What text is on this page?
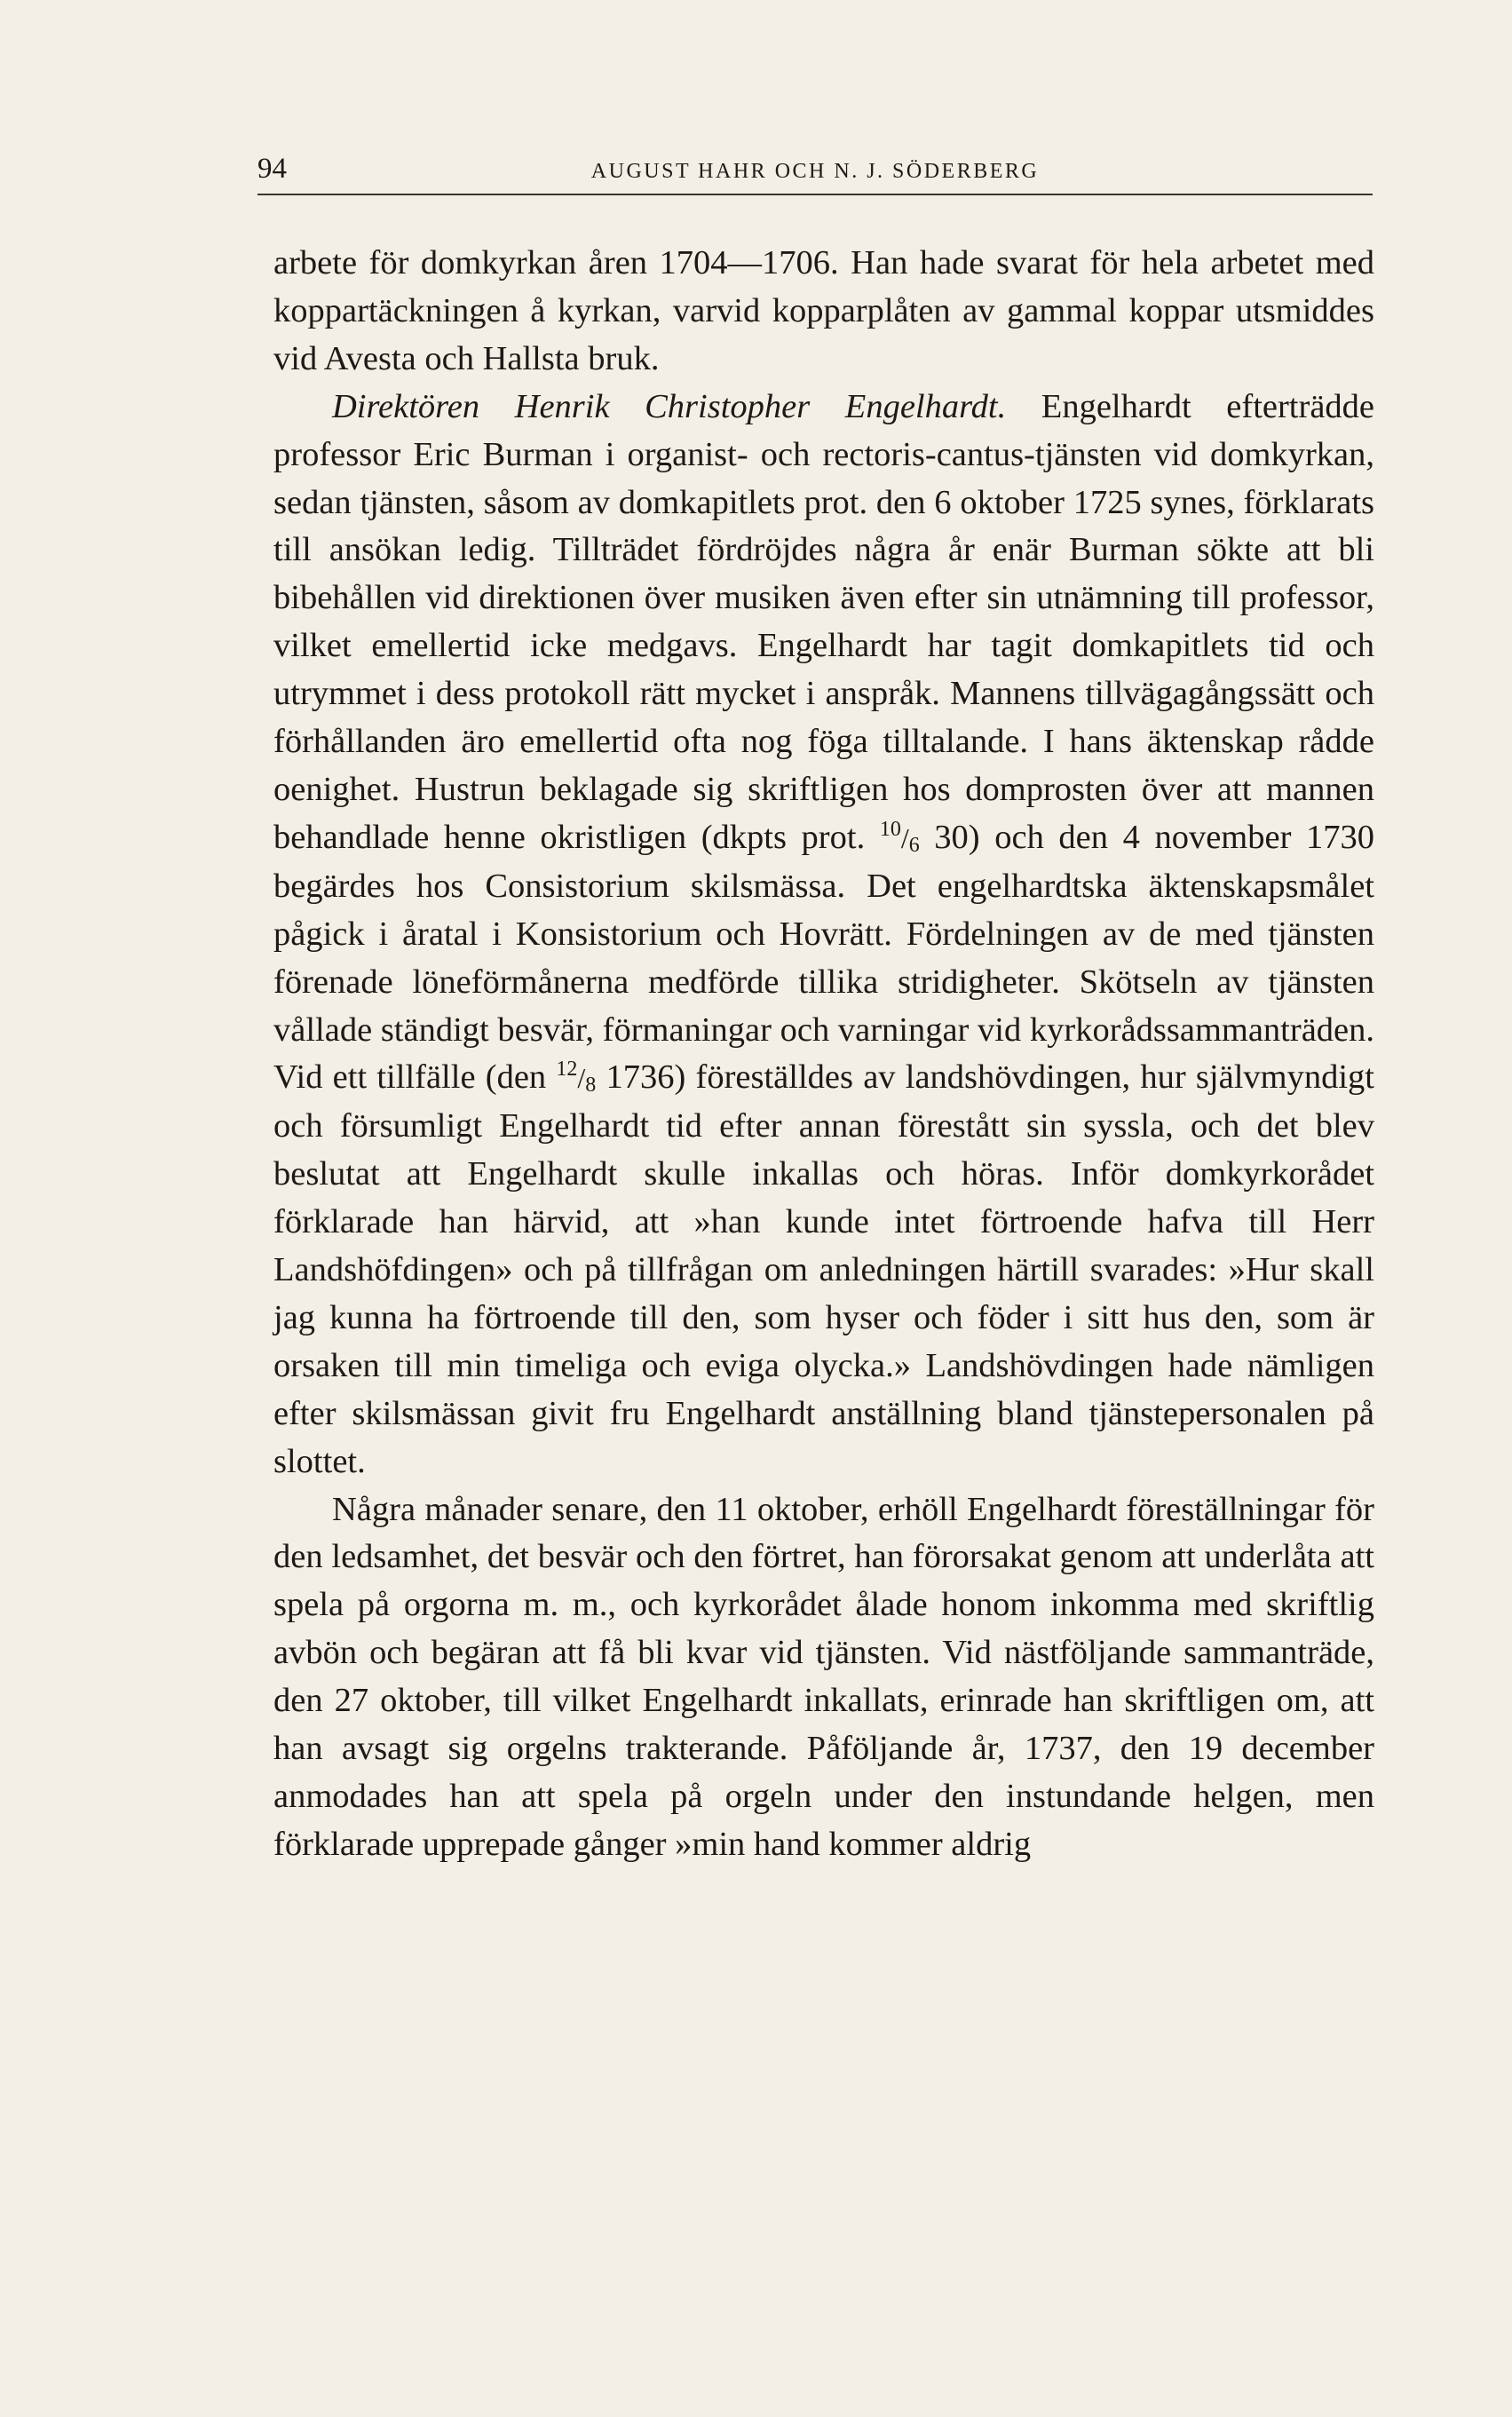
94	AUGUST HAHR OCH N. J. SÖDERBERG

arbete för domkyrkan åren 1704—1706. Han hade svarat för hela arbetet med koppartäckningen å kyrkan, varvid kopparplåten av gammal koppar utsmiddes vid Avesta och Hallsta bruk.

Direktören Henrik Christopher Engelhardt. Engelhardt efterträdde professor Eric Burman i organist- och rectoris-cantus-tjänsten vid domkyrkan, sedan tjänsten, såsom av domkapitlets prot. den 6 oktober 1725 synes, förklarats till ansökan ledig. Tillträdet fördröjdes några år enär Burman sökte att bli bibehållen vid direktionen över musiken även efter sin utnämning till professor, vilket emellertid icke medgavs. Engelhardt har tagit domkapitlets tid och utrymmet i dess protokoll rätt mycket i anspråk. Mannens tillvägagångssätt och förhållanden äro emellertid ofta nog föga tilltalande. I hans äktenskap rådde oenighet. Hustrun beklagade sig skriftligen hos domprosten över att mannen behandlade henne okristligen (dkpts prot. $^{10}$/6 30) och den 4 november 1730 begärdes hos Consistorium skilsmässa. Det engelhardtska äktenskapsmålet pågick i åratal i Konsistorium och Hovrätt. Fördelningen av de med tjänsten förenade löneförmånerna medförde tillika stridigheter. Skötseln av tjänsten vållade ständigt besvär, förmaningar och varningar vid kyrkorådssammanträden. Vid ett tillfälle (den $^{12}$/8 1736) föreställdes av landshövdingen, hur självmyndigt och försumligt Engelhardt tid efter annan förestått sin syssla, och det blev beslutat att Engelhardt skulle inkallas och höras. Inför domkyrkorådet förklarade han härvid, att »han kunde intet förtroende hafva till Herr Landshöfdingen» och på tillfrågan om anledningen härtill svarades: »Hur skall jag kunna ha förtroende till den, som hyser och föder i sitt hus den, som är orsaken till min timeliga och eviga olycka.» Landshövdingen hade nämligen efter skilsmässan givit fru Engelhardt anställning bland tjänstepersonalen på slottet.

Några månader senare, den 11 oktober, erhöll Engelhardt föreställningar för den ledsamhet, det besvär och den förtret, han förorsakat genom att underlåta att spela på orgorna m. m., och kyrkorådet ålade honom inkomma med skriftlig avbön och begäran att få bli kvar vid tjänsten. Vid nästföljande sammanträde, den 27 oktober, till vilket Engelhardt inkallats, erinrade han skriftligen om, att han avsagt sig orgelns trakterande. Påföljande år, 1737, den 19 december anmodades han att spela på orgeln under den instundande helgen, men förklarade upprepade gånger »min hand kommer aldrig
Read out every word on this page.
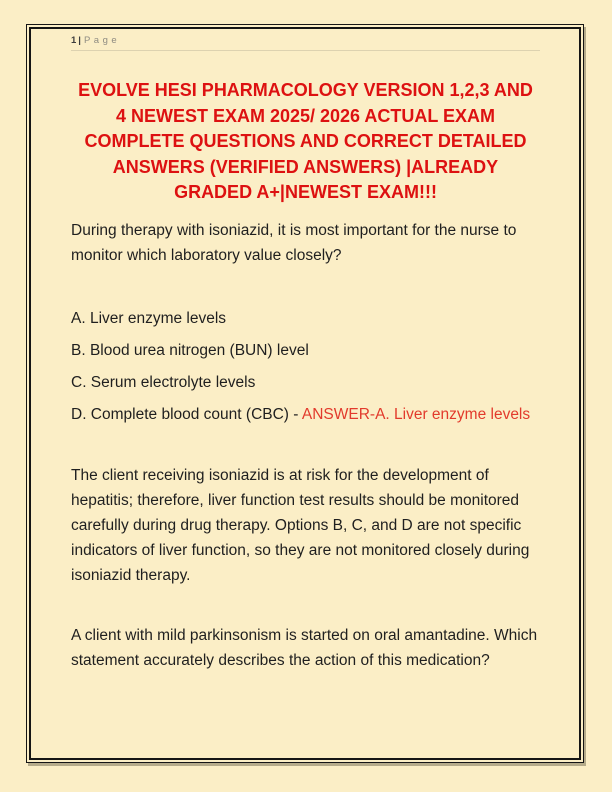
1 | Page
EVOLVE HESI PHARMACOLOGY VERSION 1,2,3 AND
4 NEWEST EXAM 2025/ 2026 ACTUAL EXAM
COMPLETE QUESTIONS AND CORRECT DETAILED
ANSWERS (VERIFIED ANSWERS) |ALREADY
GRADED A+|NEWEST EXAM!!!

During therapy with isoniazid, it is most important for the nurse to monitor which laboratory value closely?

A. Liver enzyme levels

B. Blood urea nitrogen (BUN) level

C. Serum electrolyte levels

D. Complete blood count (CBC) - ANSWER-A. Liver enzyme levels

The client receiving isoniazid is at risk for the development of hepatitis; therefore, liver function test results should be monitored carefully during drug therapy. Options B, C, and D are not specific indicators of liver function, so they are not monitored closely during isoniazid therapy.

A client with mild parkinsonism is started on oral amantadine. Which statement accurately describes the action of this medication?
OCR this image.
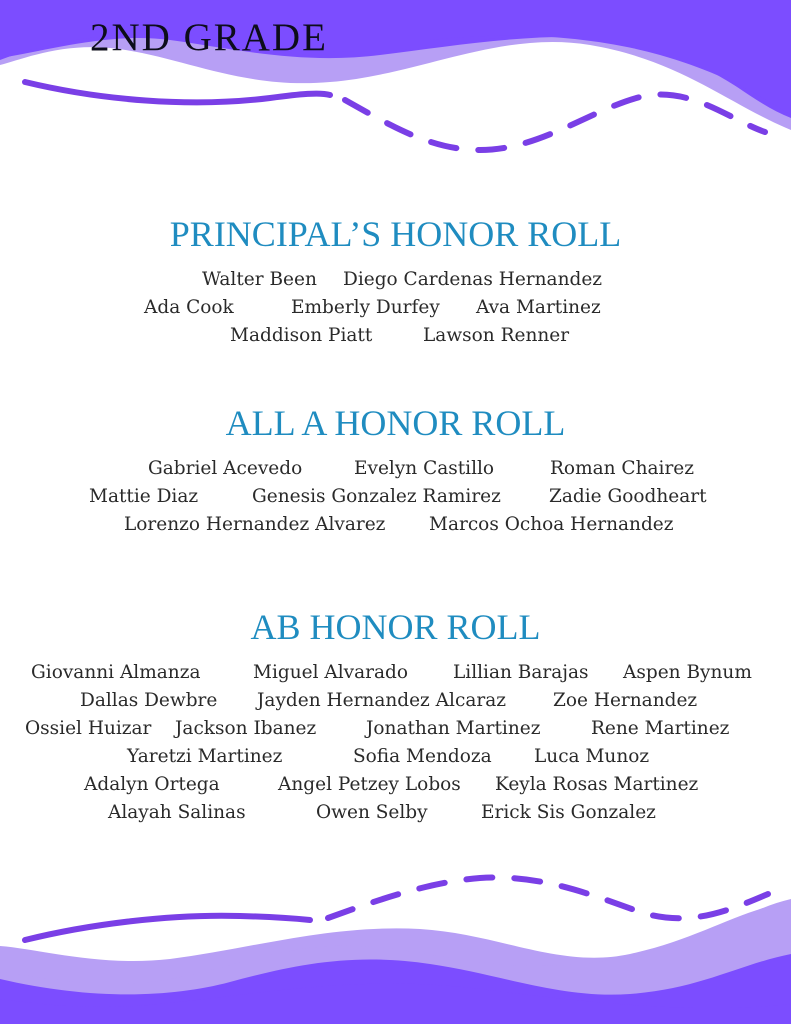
2ND GRADE
PRINCIPAL’S HONOR ROLL
Walter Been Diego Cardenas Hernandez
Ada Cook	Emberly Durfey Ava Martinez
Maddison Piatt	Lawson Renner
ALL A HONOR ROLL
Gabriel Acevedo	Evelyn Castillo	Roman Chairez
Mattie Diaz	Genesis Gonzalez Ramirez	Zadie Goodheart
Lorenzo Hernandez Alvarez Marcos Ochoa Hernandez
AB HONOR ROLL
Giovanni Almanza	Miguel Alvarado Lillian Barajas Aspen Bynum
Dallas Dewbre Jayden Hernandez Alcaraz	Zoe Hernandez
Ossiel Huizar Jackson Ibanez	Jonathan Martinez	Rene Martinez
Yaretzi Martinez	Sofia Mendoza Luca Munoz
Adalyn Ortega	Angel Petzey Lobos Keyla Rosas Martinez
Alayah Salinas	Owen Selby	Erick Sis Gonzalez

--------------------------------

Description of the task: Check each line of the records for the string "closely" and copy those that have it.

Result:
During therapy with isoniazid, it is most important for the nurse to monitor which laboratory value closely?
The client receiving isoniazid is at risk for the development of hepatitis; therefore, liver function test results should be monitored carefully during drug therapy. Options B, C, and D are not specific indicators of liver function, so they are not monitored closely during isoniazid therapy.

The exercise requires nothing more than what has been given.